**Task description**
Locate the string "afraid" in the records below. Copy every line where it occurs.

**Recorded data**
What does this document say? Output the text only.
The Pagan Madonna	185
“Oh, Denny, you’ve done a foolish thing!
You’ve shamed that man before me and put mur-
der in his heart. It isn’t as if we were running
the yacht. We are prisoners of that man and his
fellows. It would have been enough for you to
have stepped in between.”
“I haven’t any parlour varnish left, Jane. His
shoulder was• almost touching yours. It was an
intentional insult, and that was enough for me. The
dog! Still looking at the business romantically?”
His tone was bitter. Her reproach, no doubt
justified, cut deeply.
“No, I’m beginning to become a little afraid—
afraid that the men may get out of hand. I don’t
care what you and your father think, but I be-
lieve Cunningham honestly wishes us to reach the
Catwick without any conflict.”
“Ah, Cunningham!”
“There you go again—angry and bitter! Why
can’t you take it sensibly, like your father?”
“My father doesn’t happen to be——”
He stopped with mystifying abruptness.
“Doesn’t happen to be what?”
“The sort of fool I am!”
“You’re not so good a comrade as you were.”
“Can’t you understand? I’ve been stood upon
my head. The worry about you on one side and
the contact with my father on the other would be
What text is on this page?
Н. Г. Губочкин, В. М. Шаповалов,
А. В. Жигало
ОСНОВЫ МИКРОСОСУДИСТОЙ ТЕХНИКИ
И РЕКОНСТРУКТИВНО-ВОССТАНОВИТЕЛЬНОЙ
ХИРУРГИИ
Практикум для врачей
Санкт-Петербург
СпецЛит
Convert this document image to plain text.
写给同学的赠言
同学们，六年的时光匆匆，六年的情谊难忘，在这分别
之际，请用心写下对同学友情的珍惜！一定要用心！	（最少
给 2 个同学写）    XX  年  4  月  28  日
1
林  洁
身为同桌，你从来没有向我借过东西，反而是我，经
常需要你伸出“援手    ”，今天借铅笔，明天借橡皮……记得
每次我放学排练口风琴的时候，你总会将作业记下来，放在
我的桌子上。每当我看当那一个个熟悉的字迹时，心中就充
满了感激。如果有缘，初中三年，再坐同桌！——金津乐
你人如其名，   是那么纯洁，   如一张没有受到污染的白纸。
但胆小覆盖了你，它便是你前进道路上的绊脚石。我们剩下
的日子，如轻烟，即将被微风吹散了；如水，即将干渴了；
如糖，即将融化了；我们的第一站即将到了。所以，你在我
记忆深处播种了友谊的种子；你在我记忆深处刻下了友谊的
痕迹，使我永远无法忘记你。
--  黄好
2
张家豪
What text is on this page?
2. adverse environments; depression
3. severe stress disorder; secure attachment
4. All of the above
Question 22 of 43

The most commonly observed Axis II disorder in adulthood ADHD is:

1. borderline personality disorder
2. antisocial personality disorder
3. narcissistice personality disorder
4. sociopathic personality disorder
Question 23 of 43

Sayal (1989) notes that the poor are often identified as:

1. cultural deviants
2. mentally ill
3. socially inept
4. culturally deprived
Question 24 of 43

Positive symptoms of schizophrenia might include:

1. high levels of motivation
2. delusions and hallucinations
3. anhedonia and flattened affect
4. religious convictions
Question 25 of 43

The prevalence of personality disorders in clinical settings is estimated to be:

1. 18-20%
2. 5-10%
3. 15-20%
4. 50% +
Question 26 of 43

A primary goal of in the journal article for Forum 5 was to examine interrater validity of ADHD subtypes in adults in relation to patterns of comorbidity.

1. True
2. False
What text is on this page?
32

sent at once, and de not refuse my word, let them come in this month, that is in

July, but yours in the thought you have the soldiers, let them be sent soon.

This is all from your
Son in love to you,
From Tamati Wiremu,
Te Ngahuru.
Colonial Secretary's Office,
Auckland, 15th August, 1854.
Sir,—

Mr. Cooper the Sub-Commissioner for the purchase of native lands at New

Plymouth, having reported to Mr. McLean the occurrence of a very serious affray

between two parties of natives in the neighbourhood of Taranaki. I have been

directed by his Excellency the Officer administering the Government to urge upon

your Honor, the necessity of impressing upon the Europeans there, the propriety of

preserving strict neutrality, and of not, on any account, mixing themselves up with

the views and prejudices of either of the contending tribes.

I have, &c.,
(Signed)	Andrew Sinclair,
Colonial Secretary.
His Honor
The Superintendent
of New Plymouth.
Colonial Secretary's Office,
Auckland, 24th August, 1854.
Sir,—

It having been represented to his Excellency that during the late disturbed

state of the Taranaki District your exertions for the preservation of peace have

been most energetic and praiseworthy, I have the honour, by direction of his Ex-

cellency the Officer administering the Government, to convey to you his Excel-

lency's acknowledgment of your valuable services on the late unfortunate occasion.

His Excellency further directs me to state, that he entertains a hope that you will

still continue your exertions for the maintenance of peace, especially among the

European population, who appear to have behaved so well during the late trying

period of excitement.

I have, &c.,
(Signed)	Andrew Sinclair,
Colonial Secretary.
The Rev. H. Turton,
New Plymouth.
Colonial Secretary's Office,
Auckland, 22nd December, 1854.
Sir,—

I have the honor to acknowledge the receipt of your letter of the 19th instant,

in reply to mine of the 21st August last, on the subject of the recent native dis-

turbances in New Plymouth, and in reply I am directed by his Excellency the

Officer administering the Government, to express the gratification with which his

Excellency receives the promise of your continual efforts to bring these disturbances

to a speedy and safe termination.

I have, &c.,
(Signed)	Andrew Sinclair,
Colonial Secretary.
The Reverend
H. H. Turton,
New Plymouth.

**Reply to the task**
“No, I’m beginning to become a little afraid—
afraid that the men may get out of hand. I don’t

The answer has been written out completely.